** Begin Records for the exercise **

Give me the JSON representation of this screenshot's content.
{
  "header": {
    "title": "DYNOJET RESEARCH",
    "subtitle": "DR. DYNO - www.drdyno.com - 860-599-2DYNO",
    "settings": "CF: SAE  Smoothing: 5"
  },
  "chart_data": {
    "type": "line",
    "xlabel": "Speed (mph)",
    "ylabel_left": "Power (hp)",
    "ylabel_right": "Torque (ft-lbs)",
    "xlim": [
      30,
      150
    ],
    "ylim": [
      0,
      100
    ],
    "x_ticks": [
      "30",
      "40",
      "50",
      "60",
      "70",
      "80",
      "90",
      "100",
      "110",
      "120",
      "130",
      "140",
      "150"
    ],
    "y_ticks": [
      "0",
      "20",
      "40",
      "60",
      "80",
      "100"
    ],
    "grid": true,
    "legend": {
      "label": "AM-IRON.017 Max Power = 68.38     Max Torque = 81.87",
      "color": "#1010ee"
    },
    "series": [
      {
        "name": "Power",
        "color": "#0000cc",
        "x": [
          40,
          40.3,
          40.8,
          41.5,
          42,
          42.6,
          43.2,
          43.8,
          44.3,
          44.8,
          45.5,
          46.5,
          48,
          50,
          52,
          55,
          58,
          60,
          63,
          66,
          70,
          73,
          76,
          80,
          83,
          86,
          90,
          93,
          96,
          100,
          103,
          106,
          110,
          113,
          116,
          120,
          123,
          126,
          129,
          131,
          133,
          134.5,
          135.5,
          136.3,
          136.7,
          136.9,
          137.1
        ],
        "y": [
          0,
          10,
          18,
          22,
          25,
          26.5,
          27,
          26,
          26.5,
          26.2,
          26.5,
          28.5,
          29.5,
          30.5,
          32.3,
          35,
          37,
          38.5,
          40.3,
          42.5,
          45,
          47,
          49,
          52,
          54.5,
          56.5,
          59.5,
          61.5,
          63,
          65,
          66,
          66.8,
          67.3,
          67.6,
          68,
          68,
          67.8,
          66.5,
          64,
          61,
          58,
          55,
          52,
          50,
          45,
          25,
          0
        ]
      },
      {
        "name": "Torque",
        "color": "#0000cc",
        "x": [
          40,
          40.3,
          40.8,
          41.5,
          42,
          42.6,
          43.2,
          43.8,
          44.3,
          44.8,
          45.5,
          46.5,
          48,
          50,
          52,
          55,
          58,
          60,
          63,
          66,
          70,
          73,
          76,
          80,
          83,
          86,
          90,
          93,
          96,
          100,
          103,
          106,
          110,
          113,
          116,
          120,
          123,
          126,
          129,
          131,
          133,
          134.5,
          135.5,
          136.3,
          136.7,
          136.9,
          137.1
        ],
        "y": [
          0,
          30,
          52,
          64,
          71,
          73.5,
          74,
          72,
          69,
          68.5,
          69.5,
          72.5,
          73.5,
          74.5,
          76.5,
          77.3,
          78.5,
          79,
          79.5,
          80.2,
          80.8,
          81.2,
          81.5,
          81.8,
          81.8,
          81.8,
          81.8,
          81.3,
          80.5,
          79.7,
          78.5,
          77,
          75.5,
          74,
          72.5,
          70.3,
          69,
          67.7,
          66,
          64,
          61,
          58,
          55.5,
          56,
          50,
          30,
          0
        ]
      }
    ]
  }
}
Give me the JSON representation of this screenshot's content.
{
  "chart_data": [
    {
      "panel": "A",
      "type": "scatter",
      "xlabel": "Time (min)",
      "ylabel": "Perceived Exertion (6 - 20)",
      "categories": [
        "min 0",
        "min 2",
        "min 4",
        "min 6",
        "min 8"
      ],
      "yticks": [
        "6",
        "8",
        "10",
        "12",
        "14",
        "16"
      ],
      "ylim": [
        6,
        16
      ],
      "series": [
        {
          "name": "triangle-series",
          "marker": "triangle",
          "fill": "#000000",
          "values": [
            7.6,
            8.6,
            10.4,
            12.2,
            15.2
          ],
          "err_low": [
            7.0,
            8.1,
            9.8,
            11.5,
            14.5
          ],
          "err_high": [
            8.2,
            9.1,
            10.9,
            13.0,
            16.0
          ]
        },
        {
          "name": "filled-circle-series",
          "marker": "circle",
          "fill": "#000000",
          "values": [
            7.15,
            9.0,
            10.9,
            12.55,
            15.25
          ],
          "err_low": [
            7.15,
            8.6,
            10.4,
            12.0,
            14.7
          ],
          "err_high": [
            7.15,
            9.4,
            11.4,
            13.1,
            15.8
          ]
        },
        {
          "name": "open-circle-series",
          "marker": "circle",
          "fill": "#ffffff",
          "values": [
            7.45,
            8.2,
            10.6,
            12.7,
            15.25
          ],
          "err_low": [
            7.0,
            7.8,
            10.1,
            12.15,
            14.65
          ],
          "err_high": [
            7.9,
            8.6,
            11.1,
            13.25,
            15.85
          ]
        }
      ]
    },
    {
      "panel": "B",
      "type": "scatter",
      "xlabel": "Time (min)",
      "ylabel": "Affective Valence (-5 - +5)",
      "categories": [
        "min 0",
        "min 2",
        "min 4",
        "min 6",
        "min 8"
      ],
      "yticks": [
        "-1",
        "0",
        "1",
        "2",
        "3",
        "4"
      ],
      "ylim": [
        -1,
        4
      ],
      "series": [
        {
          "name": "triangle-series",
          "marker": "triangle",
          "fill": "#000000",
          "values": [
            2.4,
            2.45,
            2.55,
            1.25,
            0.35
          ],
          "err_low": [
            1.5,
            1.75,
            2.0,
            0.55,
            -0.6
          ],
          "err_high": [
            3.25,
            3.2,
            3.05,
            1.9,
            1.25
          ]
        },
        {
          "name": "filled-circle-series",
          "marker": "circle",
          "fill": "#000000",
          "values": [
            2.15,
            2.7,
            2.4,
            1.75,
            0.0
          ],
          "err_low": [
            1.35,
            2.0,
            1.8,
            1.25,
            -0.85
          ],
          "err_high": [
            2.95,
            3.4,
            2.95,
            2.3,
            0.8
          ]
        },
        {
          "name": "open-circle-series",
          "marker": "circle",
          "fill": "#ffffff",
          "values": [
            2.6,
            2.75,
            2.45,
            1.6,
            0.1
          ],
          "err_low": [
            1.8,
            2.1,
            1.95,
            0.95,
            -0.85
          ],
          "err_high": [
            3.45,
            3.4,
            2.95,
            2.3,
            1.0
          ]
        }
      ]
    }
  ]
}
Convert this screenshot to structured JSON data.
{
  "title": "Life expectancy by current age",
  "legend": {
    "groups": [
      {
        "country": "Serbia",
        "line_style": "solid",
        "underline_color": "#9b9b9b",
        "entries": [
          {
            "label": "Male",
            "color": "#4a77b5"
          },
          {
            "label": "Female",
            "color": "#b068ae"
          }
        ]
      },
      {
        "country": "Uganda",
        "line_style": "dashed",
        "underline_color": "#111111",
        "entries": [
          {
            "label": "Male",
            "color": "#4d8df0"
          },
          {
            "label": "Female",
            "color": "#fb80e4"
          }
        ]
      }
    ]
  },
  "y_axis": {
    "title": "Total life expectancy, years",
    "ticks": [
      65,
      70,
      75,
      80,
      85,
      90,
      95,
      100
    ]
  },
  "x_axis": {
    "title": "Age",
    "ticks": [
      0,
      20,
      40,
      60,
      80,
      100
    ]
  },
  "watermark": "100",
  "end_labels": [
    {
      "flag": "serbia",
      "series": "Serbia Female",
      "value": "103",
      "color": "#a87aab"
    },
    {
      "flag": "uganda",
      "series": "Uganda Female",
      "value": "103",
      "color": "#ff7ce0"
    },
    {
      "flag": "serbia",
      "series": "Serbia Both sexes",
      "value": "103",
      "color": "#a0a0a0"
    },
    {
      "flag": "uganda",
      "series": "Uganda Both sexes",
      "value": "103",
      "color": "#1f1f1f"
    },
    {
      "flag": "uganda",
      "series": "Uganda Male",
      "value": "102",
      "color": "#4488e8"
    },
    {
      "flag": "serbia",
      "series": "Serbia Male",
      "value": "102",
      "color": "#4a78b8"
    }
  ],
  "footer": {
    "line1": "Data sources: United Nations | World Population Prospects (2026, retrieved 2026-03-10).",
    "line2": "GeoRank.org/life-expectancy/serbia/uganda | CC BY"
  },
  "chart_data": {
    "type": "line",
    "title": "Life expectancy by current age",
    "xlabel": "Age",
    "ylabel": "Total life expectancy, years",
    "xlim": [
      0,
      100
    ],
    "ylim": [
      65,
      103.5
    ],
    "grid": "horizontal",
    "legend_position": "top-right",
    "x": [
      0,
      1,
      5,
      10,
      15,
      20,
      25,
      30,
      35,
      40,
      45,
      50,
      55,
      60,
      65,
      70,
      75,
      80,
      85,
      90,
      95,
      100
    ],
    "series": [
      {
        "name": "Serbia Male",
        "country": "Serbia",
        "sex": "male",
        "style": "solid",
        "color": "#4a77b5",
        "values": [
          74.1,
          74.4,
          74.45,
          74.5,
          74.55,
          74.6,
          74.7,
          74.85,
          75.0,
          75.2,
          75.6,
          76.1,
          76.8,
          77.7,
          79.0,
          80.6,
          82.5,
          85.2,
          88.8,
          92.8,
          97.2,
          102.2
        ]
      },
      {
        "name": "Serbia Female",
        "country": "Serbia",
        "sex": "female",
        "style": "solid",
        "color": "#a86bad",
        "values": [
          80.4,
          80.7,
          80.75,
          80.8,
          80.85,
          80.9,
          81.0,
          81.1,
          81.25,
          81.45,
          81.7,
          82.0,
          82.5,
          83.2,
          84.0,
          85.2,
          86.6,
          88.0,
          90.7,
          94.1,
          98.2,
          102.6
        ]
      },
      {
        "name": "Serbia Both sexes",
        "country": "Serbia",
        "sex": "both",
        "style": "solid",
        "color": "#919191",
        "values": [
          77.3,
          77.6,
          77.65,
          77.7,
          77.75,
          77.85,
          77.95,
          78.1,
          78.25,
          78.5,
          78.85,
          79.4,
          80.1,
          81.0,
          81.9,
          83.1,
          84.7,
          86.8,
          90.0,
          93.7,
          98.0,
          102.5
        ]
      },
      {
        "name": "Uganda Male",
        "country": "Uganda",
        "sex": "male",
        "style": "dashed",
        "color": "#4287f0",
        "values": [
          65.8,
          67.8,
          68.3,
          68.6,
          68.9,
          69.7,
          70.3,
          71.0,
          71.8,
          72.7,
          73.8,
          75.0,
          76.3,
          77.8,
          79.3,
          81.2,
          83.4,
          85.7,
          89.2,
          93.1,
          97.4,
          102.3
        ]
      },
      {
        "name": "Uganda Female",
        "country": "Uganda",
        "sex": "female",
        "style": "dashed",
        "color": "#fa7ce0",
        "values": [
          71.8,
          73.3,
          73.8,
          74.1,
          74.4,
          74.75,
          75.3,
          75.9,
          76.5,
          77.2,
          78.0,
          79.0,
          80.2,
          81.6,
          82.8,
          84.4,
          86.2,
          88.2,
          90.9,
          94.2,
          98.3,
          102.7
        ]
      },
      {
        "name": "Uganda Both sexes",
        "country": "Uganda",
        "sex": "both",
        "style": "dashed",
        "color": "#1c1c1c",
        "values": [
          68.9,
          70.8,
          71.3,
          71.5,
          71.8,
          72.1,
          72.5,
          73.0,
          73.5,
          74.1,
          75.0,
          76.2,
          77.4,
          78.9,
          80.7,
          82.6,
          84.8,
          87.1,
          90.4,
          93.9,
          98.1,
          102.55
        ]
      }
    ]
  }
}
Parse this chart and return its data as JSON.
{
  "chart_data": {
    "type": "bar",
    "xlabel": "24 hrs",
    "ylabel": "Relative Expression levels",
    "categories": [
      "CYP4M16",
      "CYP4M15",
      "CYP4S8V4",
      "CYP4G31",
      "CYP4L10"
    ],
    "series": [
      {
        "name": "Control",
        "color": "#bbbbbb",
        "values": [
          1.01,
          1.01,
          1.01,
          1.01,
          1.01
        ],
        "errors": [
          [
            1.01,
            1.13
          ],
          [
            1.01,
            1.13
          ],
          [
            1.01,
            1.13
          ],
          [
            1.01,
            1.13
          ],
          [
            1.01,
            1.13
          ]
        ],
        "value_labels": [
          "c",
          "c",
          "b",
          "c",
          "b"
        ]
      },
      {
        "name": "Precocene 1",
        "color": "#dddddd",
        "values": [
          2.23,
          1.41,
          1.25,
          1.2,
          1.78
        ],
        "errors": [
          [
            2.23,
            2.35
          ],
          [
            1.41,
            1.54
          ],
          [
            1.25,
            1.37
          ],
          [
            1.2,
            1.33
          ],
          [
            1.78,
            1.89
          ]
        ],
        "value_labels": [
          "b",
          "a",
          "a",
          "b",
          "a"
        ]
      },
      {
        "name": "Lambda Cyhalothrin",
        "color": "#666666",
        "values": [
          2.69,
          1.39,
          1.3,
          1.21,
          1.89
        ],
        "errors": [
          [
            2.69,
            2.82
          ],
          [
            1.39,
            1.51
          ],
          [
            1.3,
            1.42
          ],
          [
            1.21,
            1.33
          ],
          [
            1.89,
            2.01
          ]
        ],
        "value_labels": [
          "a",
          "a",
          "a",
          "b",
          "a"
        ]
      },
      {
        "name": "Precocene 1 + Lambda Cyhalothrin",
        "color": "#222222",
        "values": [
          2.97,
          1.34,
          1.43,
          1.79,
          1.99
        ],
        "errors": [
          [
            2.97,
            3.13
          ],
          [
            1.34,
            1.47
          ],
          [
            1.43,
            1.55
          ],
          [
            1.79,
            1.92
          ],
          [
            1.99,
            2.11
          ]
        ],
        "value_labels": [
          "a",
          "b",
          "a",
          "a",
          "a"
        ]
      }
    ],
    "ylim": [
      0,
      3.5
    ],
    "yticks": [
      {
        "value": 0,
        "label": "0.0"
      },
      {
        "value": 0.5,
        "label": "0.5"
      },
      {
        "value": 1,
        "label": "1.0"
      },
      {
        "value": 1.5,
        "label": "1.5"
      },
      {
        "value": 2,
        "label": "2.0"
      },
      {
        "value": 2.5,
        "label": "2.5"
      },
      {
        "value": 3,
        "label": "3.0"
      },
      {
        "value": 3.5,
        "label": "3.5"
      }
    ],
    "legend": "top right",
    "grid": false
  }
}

** End Records for the exercise **

▸ Problem description:
Within the listing above, copy each line that has the string "Cyhalothrin".

▸ Solved problem:
        "name": "Lambda Cyhalothrin",
        "name": "Precocene 1 + Lambda Cyhalothrin",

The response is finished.